To be done: Transcribe each of the records below exactly, excluding all pictures.

>>>>

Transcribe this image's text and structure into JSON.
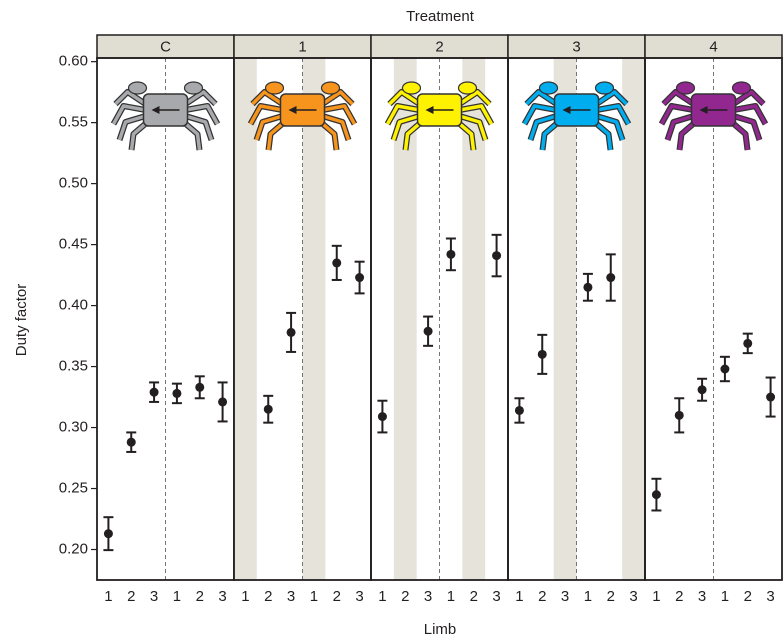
{
  "chart_data": {
    "type": "scatter",
    "title": "Treatment",
    "x_label": "Limb",
    "y_label": "Duty factor",
    "ylim": [
      0.175,
      0.603
    ],
    "yticks": [
      {
        "value": 0.2,
        "label": "0.20"
      },
      0.25,
      {
        "value": 0.3,
        "label": "0.30"
      },
      0.35,
      {
        "value": 0.4,
        "label": "0.40"
      },
      0.45,
      {
        "value": 0.5,
        "label": "0.50"
      },
      0.55,
      {
        "value": 0.6,
        "label": "0.60"
      }
    ],
    "panels": [
      {
        "name": "C",
        "color": "#a7a9ac",
        "categories": [
          "1",
          "2",
          "3",
          "1",
          "2",
          "3"
        ],
        "values": [
          0.213,
          0.288,
          0.329,
          0.328,
          0.333,
          0.321
        ],
        "errors": [
          0.0135,
          0.008,
          0.008,
          0.008,
          0.009,
          0.016
        ]
      },
      {
        "name": "1",
        "color": "#f7941d",
        "categories": [
          "1",
          "2",
          "3",
          "1",
          "2",
          "3"
        ],
        "values": [
          null,
          0.315,
          0.378,
          null,
          0.435,
          0.423
        ],
        "errors": [
          null,
          0.011,
          0.016,
          null,
          0.014,
          0.013
        ]
      },
      {
        "name": "2",
        "color": "#fff200",
        "categories": [
          "1",
          "2",
          "3",
          "1",
          "2",
          "3"
        ],
        "values": [
          0.309,
          null,
          0.379,
          0.442,
          null,
          0.441
        ],
        "errors": [
          0.013,
          null,
          0.012,
          0.013,
          null,
          0.017
        ]
      },
      {
        "name": "3",
        "color": "#00aeef",
        "categories": [
          "1",
          "2",
          "3",
          "1",
          "2",
          "3"
        ],
        "values": [
          0.314,
          0.36,
          null,
          0.415,
          0.423,
          null
        ],
        "errors": [
          0.01,
          0.016,
          null,
          0.011,
          0.019,
          null
        ]
      },
      {
        "name": "4",
        "color": "#92278f",
        "categories": [
          "1",
          "2",
          "3",
          "1",
          "2",
          "3"
        ],
        "values": [
          0.245,
          0.31,
          0.331,
          0.348,
          0.369,
          0.325
        ],
        "errors": [
          0.013,
          0.014,
          0.009,
          0.01,
          0.008,
          0.016
        ]
      }
    ]
  }
}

<<<<

Task output:
Transcribe this image's text and structure into JSON.
{
  "chart_data": {
    "type": "scatter",
    "title": "Treatment",
    "x_label": "Limb",
    "y_label": "Duty factor",
    "ylim": [
      0.175,
      0.603
    ],
    "yticks": [
      {
        "value": 0.2,
        "label": "0.20"
      },
      0.25,
      {
        "value": 0.3,
        "label": "0.30"
      },
      0.35,
      {
        "value": 0.4,
        "label": "0.40"
      },
      0.45,
      {
        "value": 0.5,
        "label": "0.50"
      },
      0.55,
      {
        "value": 0.6,
        "label": "0.60"
      }
    ],
    "panels": [
      {
        "name": "C",
        "color": "#a7a9ac",
        "categories": [
          "1",
          "2",
          "3",
          "1",
          "2",
          "3"
        ],
        "values": [
          0.213,
          0.288,
          0.329,
          0.328,
          0.333,
          0.321
        ],
        "errors": [
          0.0135,
          0.008,
          0.008,
          0.008,
          0.009,
          0.016
        ]
      },
      {
        "name": "1",
        "color": "#f7941d",
        "categories": [
          "1",
          "2",
          "3",
          "1",
          "2",
          "3"
        ],
        "values": [
          null,
          0.315,
          0.378,
          null,
          0.435,
          0.423
        ],
        "errors": [
          null,
          0.011,
          0.016,
          null,
          0.014,
          0.013
        ]
      },
      {
        "name": "2",
        "color": "#fff200",
        "categories": [
          "1",
          "2",
          "3",
          "1",
          "2",
          "3"
        ],
        "values": [
          0.309,
          null,
          0.379,
          0.442,
          null,
          0.441
        ],
        "errors": [
          0.013,
          null,
          0.012,
          0.013,
          null,
          0.017
        ]
      },
      {
        "name": "3",
        "color": "#00aeef",
        "categories": [
          "1",
          "2",
          "3",
          "1",
          "2",
          "3"
        ],
        "values": [
          0.314,
          0.36,
          null,
          0.415,
          0.423,
          null
        ],
        "errors": [
          0.01,
          0.016,
          null,
          0.011,
          0.019,
          null
        ]
      },
      {
        "name": "4",
        "color": "#92278f",
        "categories": [
          "1",
          "2",
          "3",
          "1",
          "2",
          "3"
        ],
        "values": [
          0.245,
          0.31,
          0.331,
          0.348,
          0.369,
          0.325
        ],
        "errors": [
          0.013,
          0.014,
          0.009,
          0.01,
          0.008,
          0.016
        ]
      }
    ]
  }
}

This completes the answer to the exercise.